→ **Objective**: Copy the lines that follow, keeping every character the same.

→ **Extracted information**:

[Start]

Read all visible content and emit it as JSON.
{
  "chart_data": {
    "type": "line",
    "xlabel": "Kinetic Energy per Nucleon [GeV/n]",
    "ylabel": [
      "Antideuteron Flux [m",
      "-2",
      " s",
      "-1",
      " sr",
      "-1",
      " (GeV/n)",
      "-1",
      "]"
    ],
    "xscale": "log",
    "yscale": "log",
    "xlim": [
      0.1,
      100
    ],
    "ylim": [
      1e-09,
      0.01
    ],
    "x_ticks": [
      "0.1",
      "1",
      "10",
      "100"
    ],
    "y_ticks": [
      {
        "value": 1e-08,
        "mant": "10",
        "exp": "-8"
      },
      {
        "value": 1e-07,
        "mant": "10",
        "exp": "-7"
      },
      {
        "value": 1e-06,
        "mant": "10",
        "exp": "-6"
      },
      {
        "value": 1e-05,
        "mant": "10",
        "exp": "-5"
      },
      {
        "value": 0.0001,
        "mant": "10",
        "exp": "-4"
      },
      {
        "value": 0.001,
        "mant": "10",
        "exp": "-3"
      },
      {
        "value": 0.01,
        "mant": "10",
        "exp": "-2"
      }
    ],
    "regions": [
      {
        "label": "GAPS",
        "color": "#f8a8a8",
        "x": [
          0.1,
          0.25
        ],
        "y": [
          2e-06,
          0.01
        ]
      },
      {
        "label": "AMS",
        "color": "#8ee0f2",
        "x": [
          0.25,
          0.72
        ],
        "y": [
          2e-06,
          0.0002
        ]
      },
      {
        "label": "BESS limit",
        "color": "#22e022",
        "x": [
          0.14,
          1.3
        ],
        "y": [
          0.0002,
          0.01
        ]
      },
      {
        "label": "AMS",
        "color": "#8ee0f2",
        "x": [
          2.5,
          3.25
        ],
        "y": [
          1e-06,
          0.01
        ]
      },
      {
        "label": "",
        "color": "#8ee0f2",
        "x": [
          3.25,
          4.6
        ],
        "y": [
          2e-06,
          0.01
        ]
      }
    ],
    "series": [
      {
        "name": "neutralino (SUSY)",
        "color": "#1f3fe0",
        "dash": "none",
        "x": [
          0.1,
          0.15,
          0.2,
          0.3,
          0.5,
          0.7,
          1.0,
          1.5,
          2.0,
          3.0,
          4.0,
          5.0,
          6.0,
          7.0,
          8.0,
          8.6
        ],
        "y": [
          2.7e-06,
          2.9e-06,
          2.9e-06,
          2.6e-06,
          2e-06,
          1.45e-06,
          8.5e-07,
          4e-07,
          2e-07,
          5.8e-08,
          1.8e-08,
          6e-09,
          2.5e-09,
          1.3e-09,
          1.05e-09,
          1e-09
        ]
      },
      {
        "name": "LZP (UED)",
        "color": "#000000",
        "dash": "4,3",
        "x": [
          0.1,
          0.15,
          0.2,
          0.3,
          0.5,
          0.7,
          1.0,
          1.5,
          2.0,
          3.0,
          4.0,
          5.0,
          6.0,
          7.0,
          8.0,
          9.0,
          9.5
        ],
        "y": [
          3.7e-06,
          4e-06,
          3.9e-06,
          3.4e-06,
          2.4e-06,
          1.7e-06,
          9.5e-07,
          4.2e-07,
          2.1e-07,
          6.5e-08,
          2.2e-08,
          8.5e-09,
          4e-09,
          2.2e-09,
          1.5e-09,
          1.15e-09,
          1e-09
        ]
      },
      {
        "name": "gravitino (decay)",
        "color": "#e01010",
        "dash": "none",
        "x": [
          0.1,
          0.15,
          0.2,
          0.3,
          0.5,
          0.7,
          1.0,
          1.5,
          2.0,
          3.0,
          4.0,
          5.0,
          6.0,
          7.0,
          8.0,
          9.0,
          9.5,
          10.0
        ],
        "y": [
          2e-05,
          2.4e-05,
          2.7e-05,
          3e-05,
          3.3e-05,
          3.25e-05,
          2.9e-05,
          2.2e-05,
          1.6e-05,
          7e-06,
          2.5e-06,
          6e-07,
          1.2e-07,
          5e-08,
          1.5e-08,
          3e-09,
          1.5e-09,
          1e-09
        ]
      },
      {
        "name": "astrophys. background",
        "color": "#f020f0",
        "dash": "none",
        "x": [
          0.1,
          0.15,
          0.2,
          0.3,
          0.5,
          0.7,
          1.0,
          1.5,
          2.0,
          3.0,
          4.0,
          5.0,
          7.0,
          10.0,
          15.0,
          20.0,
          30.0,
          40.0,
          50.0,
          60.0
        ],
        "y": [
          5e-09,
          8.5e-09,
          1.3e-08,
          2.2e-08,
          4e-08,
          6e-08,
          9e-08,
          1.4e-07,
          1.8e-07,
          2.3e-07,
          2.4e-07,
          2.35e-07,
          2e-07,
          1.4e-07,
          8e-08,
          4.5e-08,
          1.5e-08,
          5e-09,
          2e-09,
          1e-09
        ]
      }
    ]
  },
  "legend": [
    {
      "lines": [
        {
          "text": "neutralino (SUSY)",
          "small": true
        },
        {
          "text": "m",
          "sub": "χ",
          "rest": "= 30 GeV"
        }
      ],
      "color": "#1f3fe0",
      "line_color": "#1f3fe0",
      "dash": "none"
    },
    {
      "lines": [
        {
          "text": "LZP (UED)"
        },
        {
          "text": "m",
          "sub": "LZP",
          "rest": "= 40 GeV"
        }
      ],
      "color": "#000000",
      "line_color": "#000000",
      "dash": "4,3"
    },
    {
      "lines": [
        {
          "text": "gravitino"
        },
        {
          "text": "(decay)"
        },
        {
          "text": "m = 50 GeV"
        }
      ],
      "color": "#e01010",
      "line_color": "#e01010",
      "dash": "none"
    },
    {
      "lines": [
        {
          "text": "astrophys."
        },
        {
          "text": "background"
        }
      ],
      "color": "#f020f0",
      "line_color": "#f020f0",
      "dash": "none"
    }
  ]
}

[End]

→ **Answer below**:
Read all visible content and emit it as JSON.
{
  "chart_data": {
    "type": "line",
    "xlabel": "Kinetic Energy per Nucleon [GeV/n]",
    "ylabel": [
      "Antideuteron Flux [m",
      "-2",
      " s",
      "-1",
      " sr",
      "-1",
      " (GeV/n)",
      "-1",
      "]"
    ],
    "xscale": "log",
    "yscale": "log",
    "xlim": [
      0.1,
      100
    ],
    "ylim": [
      1e-09,
      0.01
    ],
    "x_ticks": [
      "0.1",
      "1",
      "10",
      "100"
    ],
    "y_ticks": [
      {
        "value": 1e-08,
        "mant": "10",
        "exp": "-8"
      },
      {
        "value": 1e-07,
        "mant": "10",
        "exp": "-7"
      },
      {
        "value": 1e-06,
        "mant": "10",
        "exp": "-6"
      },
      {
        "value": 1e-05,
        "mant": "10",
        "exp": "-5"
      },
      {
        "value": 0.0001,
        "mant": "10",
        "exp": "-4"
      },
      {
        "value": 0.001,
        "mant": "10",
        "exp": "-3"
      },
      {
        "value": 0.01,
        "mant": "10",
        "exp": "-2"
      }
    ],
    "regions": [
      {
        "label": "GAPS",
        "color": "#f8a8a8",
        "x": [
          0.1,
          0.25
        ],
        "y": [
          2e-06,
          0.01
        ]
      },
      {
        "label": "AMS",
        "color": "#8ee0f2",
        "x": [
          0.25,
          0.72
        ],
        "y": [
          2e-06,
          0.0002
        ]
      },
      {
        "label": "BESS limit",
        "color": "#22e022",
        "x": [
          0.14,
          1.3
        ],
        "y": [
          0.0002,
          0.01
        ]
      },
      {
        "label": "AMS",
        "color": "#8ee0f2",
        "x": [
          2.5,
          3.25
        ],
        "y": [
          1e-06,
          0.01
        ]
      },
      {
        "label": "",
        "color": "#8ee0f2",
        "x": [
          3.25,
          4.6
        ],
        "y": [
          2e-06,
          0.01
        ]
      }
    ],
    "series": [
      {
        "name": "neutralino (SUSY)",
        "color": "#1f3fe0",
        "dash": "none",
        "x": [
          0.1,
          0.15,
          0.2,
          0.3,
          0.5,
          0.7,
          1.0,
          1.5,
          2.0,
          3.0,
          4.0,
          5.0,
          6.0,
          7.0,
          8.0,
          8.6
        ],
        "y": [
          2.7e-06,
          2.9e-06,
          2.9e-06,
          2.6e-06,
          2e-06,
          1.45e-06,
          8.5e-07,
          4e-07,
          2e-07,
          5.8e-08,
          1.8e-08,
          6e-09,
          2.5e-09,
          1.3e-09,
          1.05e-09,
          1e-09
        ]
      },
      {
        "name": "LZP (UED)",
        "color": "#000000",
        "dash": "4,3",
        "x": [
          0.1,
          0.15,
          0.2,
          0.3,
          0.5,
          0.7,
          1.0,
          1.5,
          2.0,
          3.0,
          4.0,
          5.0,
          6.0,
          7.0,
          8.0,
          9.0,
          9.5
        ],
        "y": [
          3.7e-06,
          4e-06,
          3.9e-06,
          3.4e-06,
          2.4e-06,
          1.7e-06,
          9.5e-07,
          4.2e-07,
          2.1e-07,
          6.5e-08,
          2.2e-08,
          8.5e-09,
          4e-09,
          2.2e-09,
          1.5e-09,
          1.15e-09,
          1e-09
        ]
      },
      {
        "name": "gravitino (decay)",
        "color": "#e01010",
        "dash": "none",
        "x": [
          0.1,
          0.15,
          0.2,
          0.3,
          0.5,
          0.7,
          1.0,
          1.5,
          2.0,
          3.0,
          4.0,
          5.0,
          6.0,
          7.0,
          8.0,
          9.0,
          9.5,
          10.0
        ],
        "y": [
          2e-05,
          2.4e-05,
          2.7e-05,
          3e-05,
          3.3e-05,
          3.25e-05,
          2.9e-05,
          2.2e-05,
          1.6e-05,
          7e-06,
          2.5e-06,
          6e-07,
          1.2e-07,
          5e-08,
          1.5e-08,
          3e-09,
          1.5e-09,
          1e-09
        ]
      },
      {
        "name": "astrophys. background",
        "color": "#f020f0",
        "dash": "none",
        "x": [
          0.1,
          0.15,
          0.2,
          0.3,
          0.5,
          0.7,
          1.0,
          1.5,
          2.0,
          3.0,
          4.0,
          5.0,
          7.0,
          10.0,
          15.0,
          20.0,
          30.0,
          40.0,
          50.0,
          60.0
        ],
        "y": [
          5e-09,
          8.5e-09,
          1.3e-08,
          2.2e-08,
          4e-08,
          6e-08,
          9e-08,
          1.4e-07,
          1.8e-07,
          2.3e-07,
          2.4e-07,
          2.35e-07,
          2e-07,
          1.4e-07,
          8e-08,
          4.5e-08,
          1.5e-08,
          5e-09,
          2e-09,
          1e-09
        ]
      }
    ]
  },
  "legend": [
    {
      "lines": [
        {
          "text": "neutralino (SUSY)",
          "small": true
        },
        {
          "text": "m",
          "sub": "χ",
          "rest": "= 30 GeV"
        }
      ],
      "color": "#1f3fe0",
      "line_color": "#1f3fe0",
      "dash": "none"
    },
    {
      "lines": [
        {
          "text": "LZP (UED)"
        },
        {
          "text": "m",
          "sub": "LZP",
          "rest": "= 40 GeV"
        }
      ],
      "color": "#000000",
      "line_color": "#000000",
      "dash": "4,3"
    },
    {
      "lines": [
        {
          "text": "gravitino"
        },
        {
          "text": "(decay)"
        },
        {
          "text": "m = 50 GeV"
        }
      ],
      "color": "#e01010",
      "line_color": "#e01010",
      "dash": "none"
    },
    {
      "lines": [
        {
          "text": "astrophys."
        },
        {
          "text": "background"
        }
      ],
      "color": "#f020f0",
      "line_color": "#f020f0",
      "dash": "none"
    }
  ]
}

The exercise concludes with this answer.